- _WORK REQUIRED_:
All lines in which the word "Next" occurs are to be extracted.

Start SUPPLIED INFORMATION

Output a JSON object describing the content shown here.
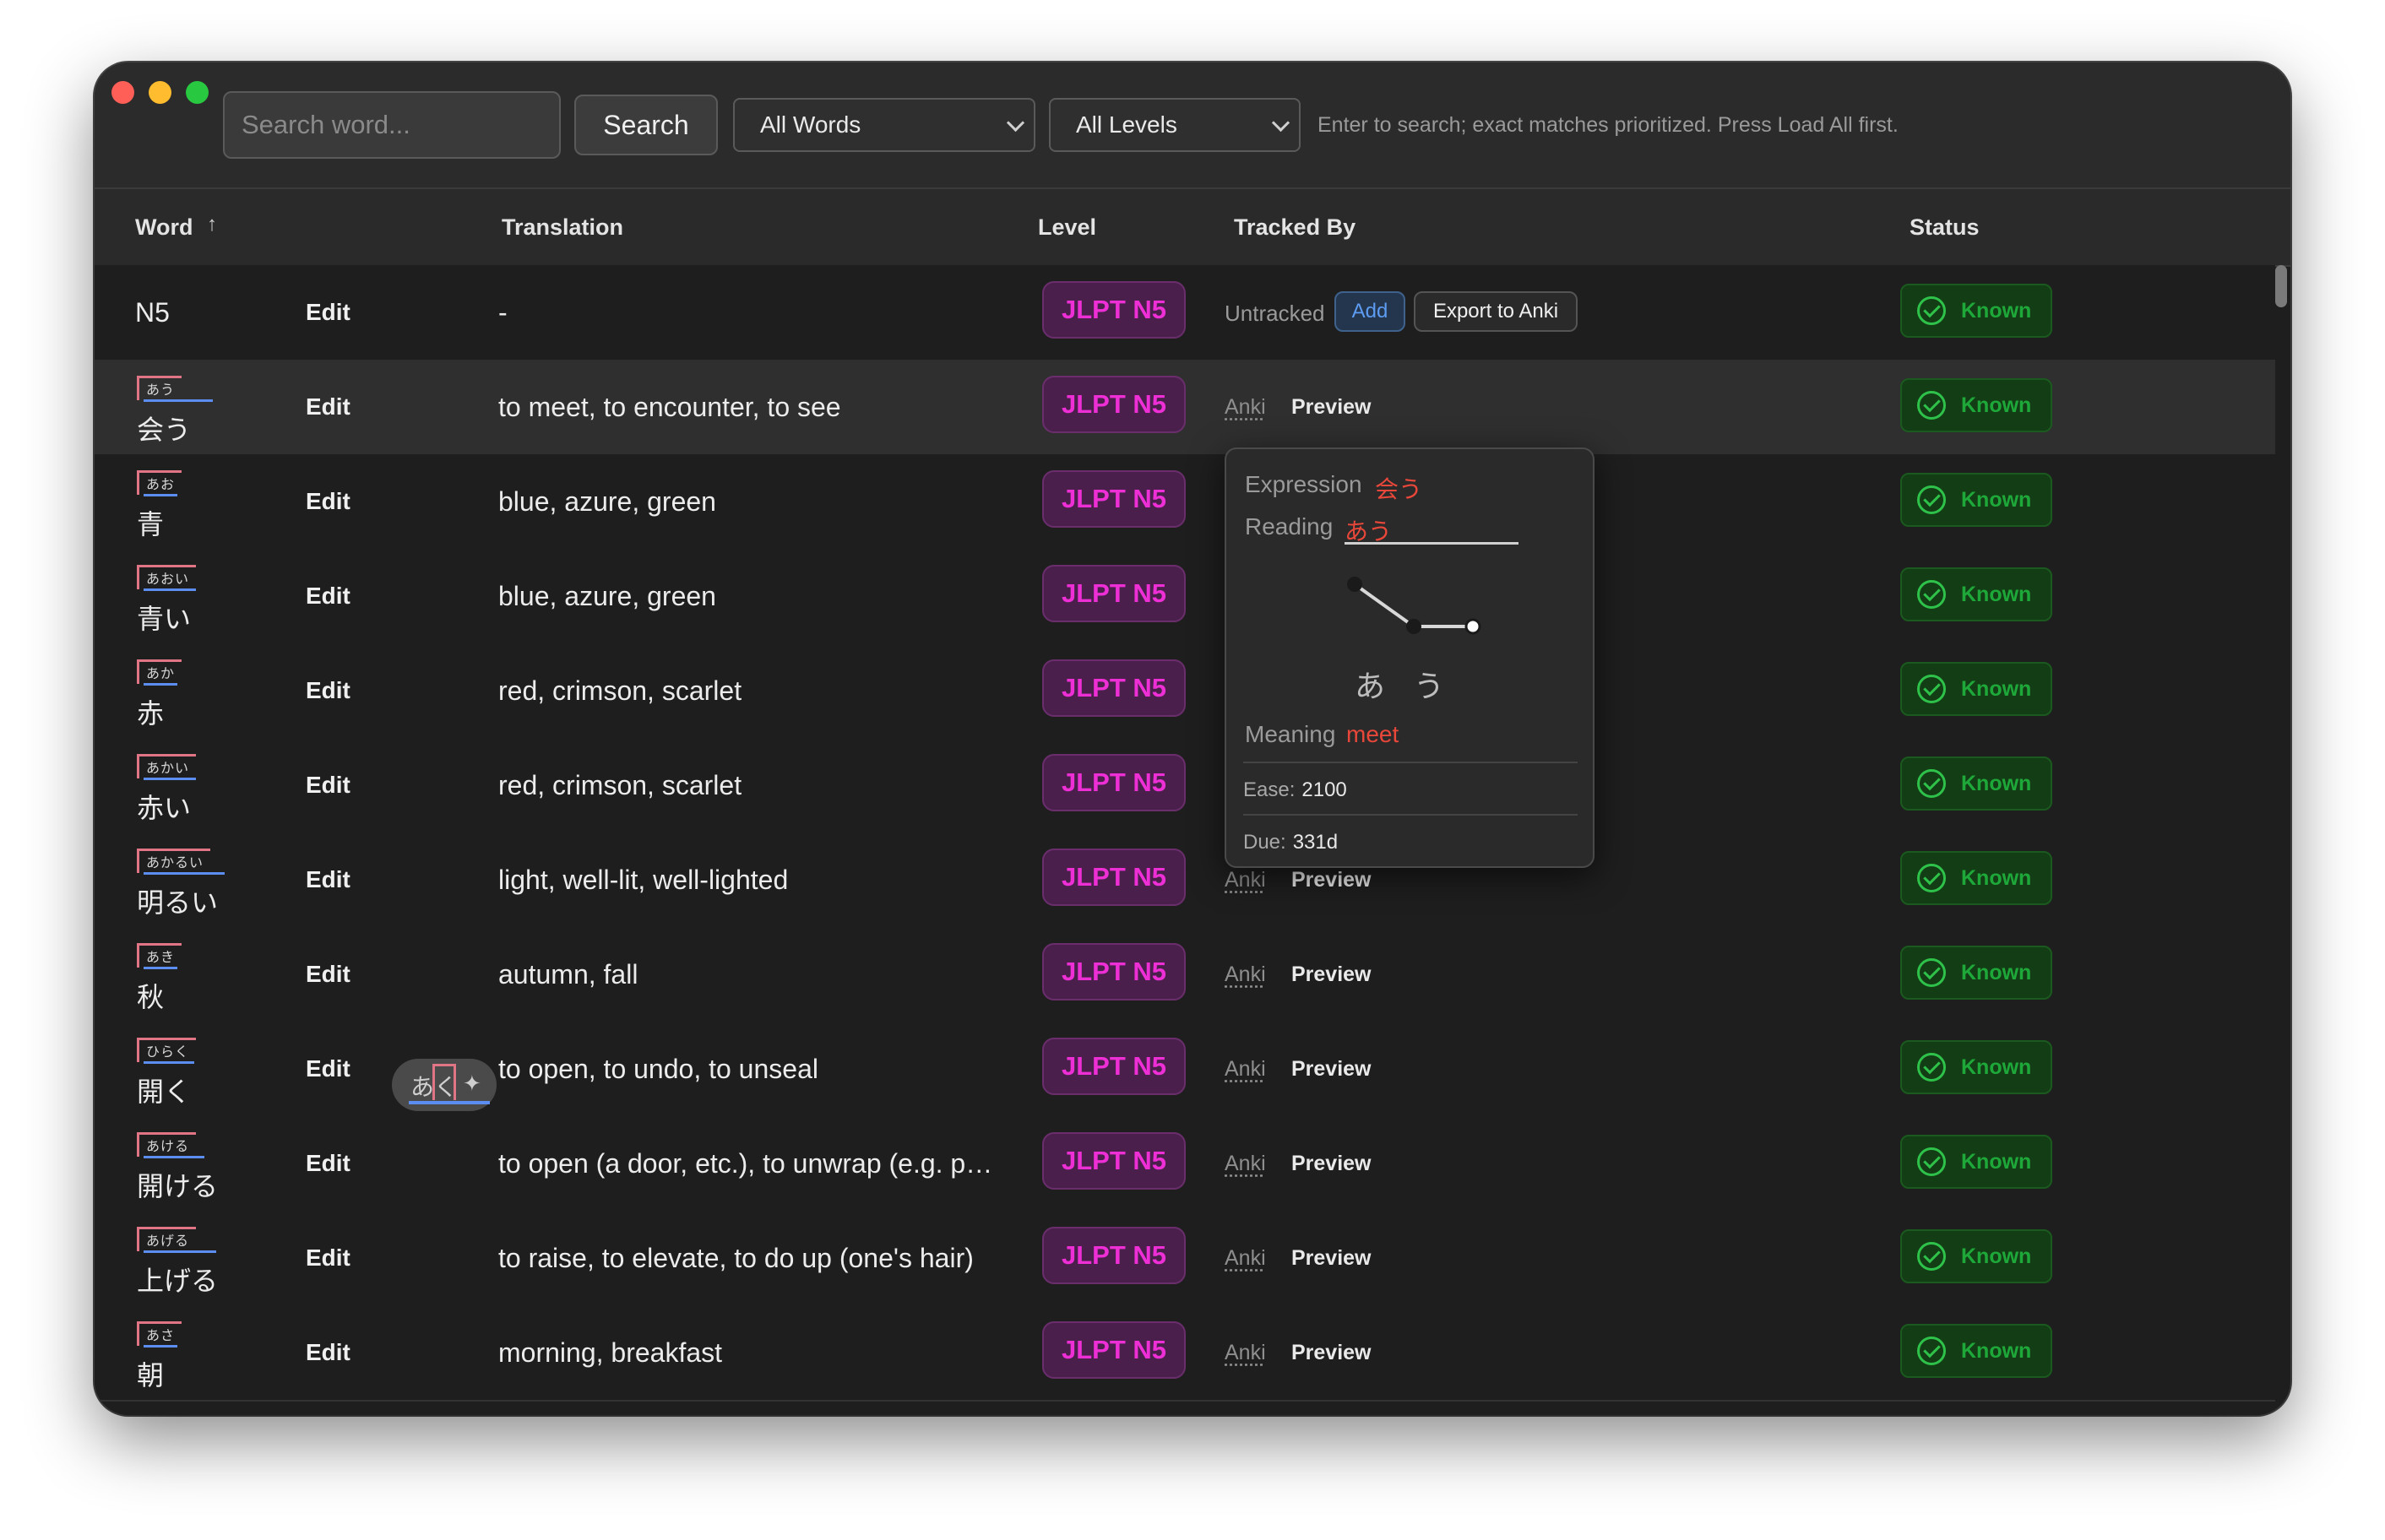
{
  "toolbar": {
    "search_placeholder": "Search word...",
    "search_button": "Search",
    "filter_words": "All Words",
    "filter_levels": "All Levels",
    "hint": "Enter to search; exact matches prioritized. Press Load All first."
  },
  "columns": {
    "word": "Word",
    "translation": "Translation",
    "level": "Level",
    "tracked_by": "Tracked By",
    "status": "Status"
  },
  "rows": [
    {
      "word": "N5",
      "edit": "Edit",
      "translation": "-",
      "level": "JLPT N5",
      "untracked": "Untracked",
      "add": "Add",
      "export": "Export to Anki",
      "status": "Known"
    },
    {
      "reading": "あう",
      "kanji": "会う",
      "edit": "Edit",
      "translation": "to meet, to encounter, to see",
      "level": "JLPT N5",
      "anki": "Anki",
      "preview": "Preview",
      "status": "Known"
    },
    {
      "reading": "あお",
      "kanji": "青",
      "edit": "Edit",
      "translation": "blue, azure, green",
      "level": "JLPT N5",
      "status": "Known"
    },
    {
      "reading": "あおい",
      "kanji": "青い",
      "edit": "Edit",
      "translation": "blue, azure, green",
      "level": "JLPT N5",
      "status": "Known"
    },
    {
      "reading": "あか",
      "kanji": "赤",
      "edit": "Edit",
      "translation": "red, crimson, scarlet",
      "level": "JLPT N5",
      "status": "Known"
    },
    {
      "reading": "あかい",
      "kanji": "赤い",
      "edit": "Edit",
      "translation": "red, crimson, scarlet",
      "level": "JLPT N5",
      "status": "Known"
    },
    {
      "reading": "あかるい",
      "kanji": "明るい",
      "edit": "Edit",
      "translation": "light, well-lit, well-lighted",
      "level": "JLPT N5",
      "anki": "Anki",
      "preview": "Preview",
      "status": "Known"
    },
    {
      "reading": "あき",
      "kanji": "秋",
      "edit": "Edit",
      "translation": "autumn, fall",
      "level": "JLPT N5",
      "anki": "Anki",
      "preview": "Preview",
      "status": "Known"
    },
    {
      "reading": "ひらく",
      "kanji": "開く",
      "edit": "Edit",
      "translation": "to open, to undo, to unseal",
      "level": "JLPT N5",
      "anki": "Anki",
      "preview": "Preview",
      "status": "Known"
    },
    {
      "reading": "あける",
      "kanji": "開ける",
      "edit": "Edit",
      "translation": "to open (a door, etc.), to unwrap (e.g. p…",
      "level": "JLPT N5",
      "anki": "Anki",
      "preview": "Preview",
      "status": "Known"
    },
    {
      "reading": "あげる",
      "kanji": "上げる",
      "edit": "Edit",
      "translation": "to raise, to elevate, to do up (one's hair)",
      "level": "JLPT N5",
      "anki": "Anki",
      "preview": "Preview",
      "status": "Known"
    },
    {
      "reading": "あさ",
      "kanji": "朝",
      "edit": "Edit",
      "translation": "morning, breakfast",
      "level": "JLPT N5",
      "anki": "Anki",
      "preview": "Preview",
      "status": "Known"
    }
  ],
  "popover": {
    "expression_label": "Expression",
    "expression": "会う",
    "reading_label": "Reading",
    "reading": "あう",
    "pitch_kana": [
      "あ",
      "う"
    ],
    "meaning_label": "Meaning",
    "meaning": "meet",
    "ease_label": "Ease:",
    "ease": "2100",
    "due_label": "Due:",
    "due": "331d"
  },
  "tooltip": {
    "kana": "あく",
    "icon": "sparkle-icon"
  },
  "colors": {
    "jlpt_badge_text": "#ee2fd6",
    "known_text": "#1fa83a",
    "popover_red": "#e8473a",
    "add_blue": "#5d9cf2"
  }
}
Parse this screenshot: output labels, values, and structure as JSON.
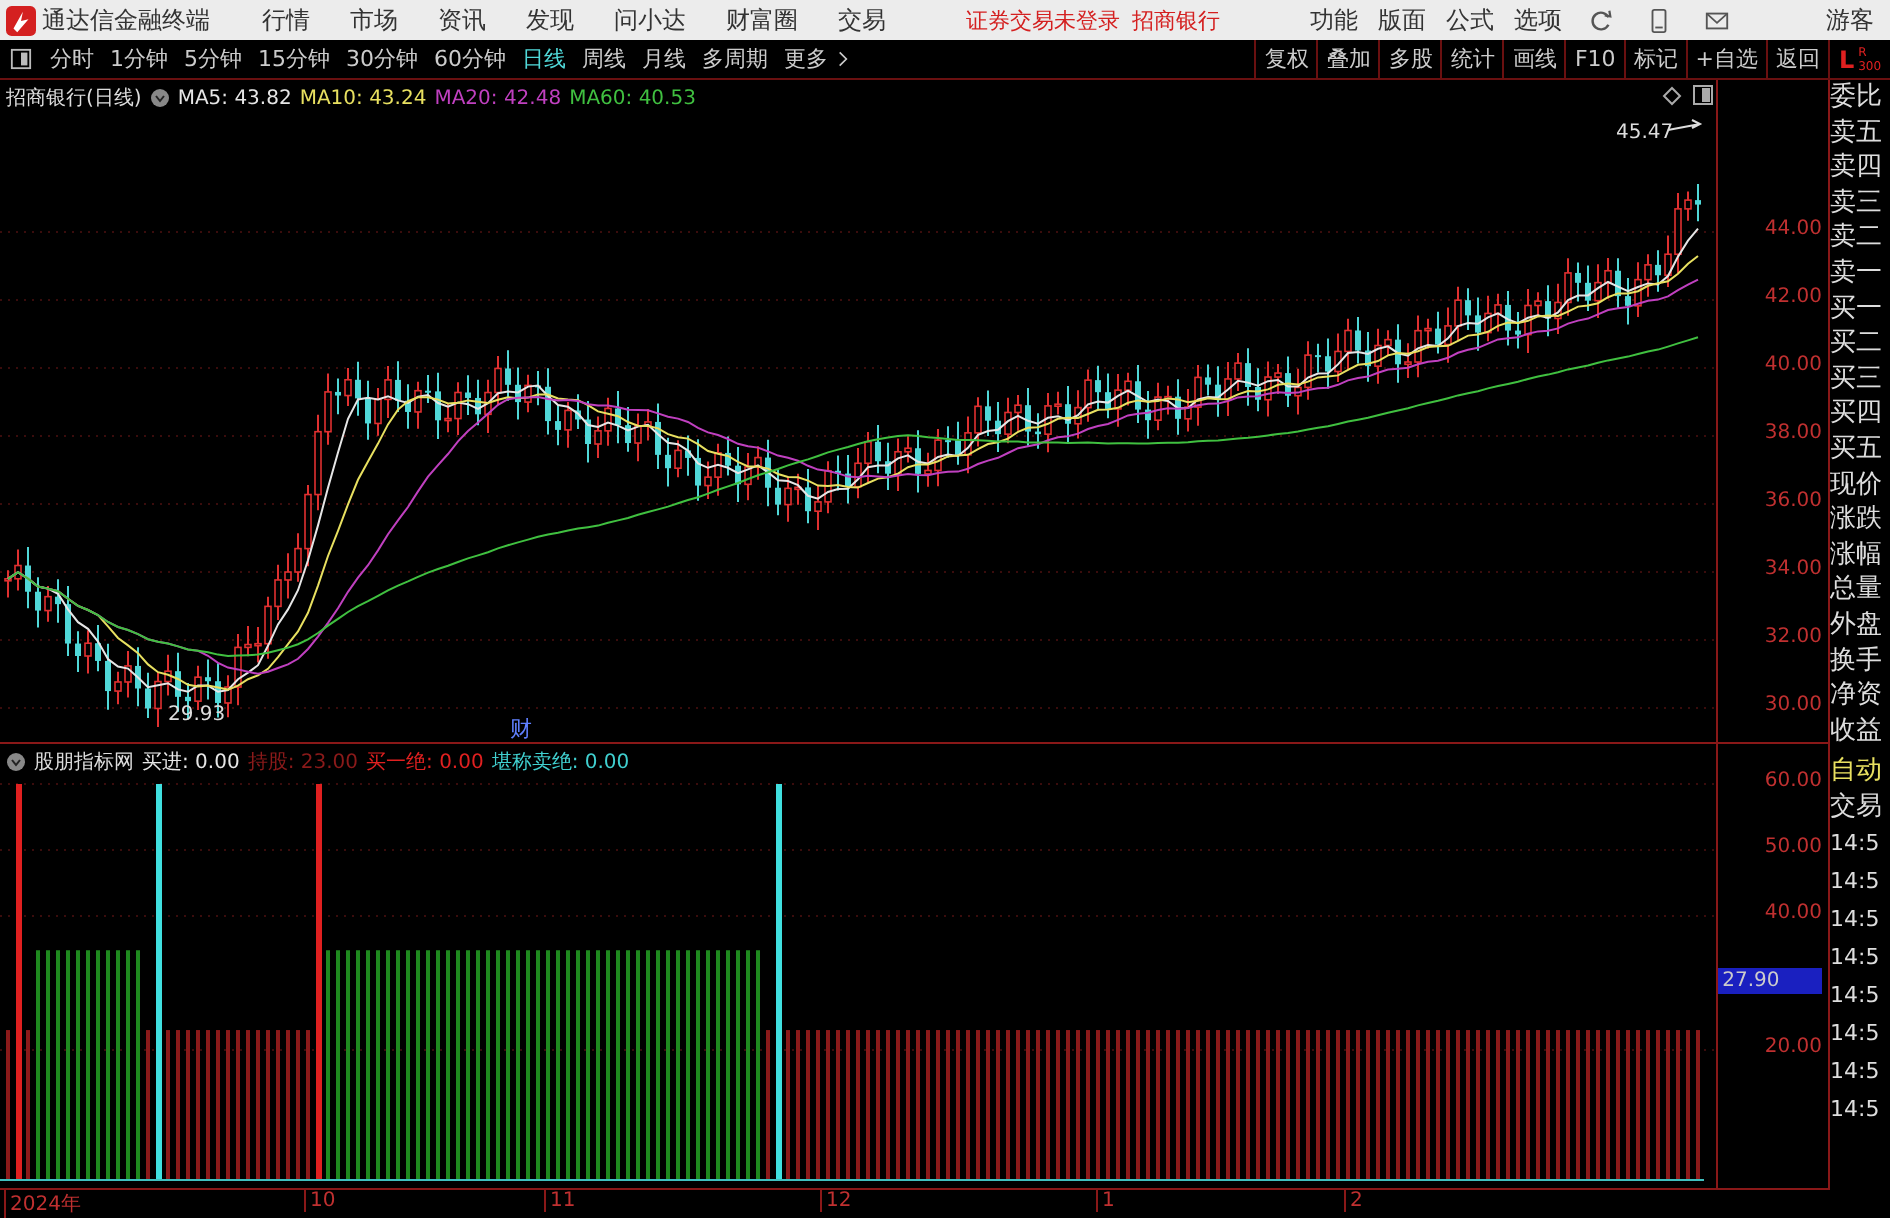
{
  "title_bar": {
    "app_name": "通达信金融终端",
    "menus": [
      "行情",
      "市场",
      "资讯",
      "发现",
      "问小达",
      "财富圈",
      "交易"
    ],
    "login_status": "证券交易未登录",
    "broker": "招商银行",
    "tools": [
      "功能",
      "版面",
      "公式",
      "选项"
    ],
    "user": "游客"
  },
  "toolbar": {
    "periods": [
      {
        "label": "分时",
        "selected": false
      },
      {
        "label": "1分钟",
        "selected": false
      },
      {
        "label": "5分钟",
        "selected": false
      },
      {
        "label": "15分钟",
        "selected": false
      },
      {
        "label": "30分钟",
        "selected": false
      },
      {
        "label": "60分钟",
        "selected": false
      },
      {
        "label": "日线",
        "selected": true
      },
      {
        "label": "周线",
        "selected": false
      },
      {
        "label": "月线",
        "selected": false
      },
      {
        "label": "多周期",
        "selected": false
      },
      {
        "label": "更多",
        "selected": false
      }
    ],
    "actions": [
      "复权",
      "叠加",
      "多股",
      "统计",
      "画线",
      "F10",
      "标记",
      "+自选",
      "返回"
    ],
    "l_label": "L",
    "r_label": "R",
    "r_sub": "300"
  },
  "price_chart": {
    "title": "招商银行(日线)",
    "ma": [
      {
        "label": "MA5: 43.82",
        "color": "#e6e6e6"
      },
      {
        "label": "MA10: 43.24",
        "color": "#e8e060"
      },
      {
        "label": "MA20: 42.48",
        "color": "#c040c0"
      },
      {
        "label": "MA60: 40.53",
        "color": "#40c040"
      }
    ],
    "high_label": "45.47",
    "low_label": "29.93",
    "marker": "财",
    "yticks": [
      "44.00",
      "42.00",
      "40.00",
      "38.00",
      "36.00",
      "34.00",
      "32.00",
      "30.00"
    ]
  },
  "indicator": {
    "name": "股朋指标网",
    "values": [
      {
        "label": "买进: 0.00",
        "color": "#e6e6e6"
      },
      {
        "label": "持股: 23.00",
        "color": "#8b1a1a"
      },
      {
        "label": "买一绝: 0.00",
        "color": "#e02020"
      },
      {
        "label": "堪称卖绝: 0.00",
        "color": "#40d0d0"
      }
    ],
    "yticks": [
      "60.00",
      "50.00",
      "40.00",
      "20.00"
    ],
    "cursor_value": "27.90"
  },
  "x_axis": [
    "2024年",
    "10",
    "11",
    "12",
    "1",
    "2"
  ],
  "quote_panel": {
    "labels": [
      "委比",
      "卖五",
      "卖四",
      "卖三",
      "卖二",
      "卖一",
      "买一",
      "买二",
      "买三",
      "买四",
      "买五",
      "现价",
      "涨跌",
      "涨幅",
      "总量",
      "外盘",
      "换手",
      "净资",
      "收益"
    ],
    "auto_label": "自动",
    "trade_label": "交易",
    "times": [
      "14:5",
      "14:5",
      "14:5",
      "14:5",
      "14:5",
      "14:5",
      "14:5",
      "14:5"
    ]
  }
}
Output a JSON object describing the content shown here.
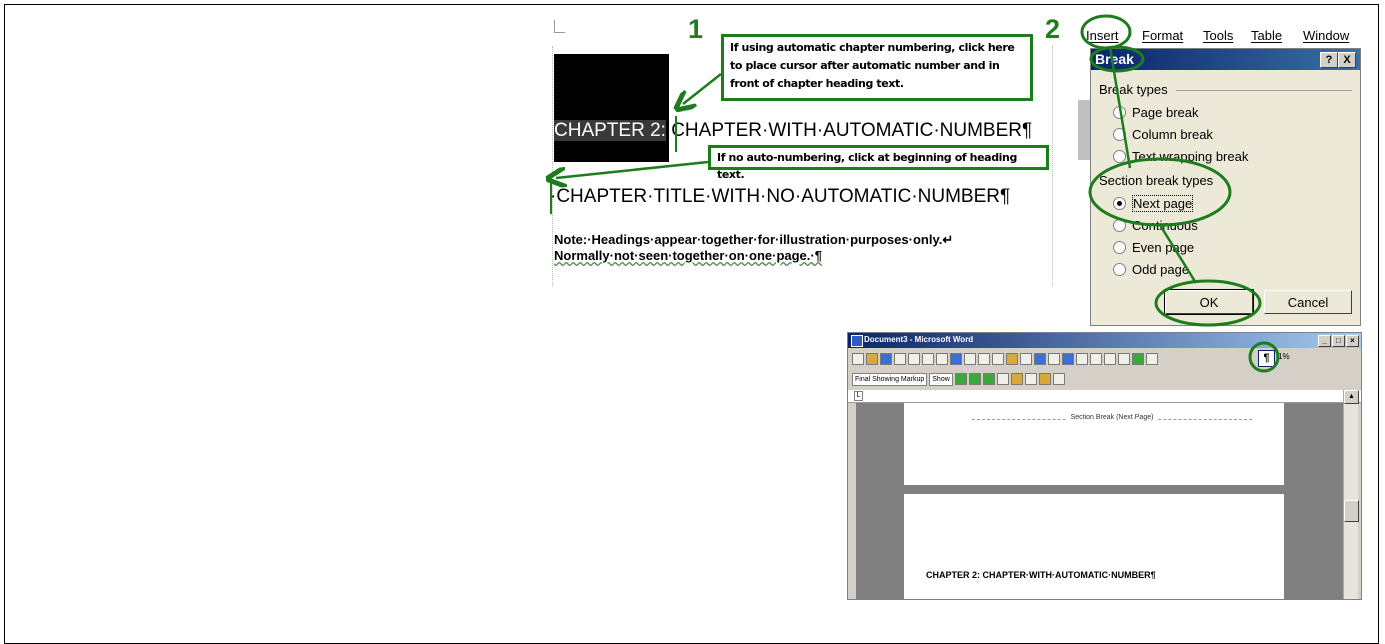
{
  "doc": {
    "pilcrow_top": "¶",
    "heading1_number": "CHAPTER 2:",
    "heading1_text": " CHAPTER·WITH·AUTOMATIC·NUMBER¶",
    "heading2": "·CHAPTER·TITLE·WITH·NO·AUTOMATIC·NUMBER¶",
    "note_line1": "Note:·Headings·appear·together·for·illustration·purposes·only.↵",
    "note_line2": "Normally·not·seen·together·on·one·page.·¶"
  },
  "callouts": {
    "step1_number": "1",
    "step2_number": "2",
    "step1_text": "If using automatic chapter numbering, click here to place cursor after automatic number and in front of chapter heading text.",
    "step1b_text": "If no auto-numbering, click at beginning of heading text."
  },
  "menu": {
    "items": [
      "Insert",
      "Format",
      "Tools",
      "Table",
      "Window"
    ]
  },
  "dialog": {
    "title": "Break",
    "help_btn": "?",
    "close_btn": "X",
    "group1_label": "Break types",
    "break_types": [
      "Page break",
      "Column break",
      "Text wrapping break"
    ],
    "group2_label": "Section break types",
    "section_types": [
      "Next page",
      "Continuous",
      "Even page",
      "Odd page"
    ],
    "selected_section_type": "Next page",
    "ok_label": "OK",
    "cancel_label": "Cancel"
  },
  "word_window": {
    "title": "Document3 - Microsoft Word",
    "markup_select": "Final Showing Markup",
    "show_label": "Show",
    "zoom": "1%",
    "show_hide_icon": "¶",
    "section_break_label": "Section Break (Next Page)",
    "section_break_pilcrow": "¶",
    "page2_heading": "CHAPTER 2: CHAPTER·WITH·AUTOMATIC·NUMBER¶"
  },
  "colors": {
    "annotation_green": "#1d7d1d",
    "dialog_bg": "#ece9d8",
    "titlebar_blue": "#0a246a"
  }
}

End SUPPLIED INFORMATION

- _THE RESPONSE_:
      "Next page",
    "selected_section_type": "Next page",
    "section_break_label": "Section Break (Next Page)",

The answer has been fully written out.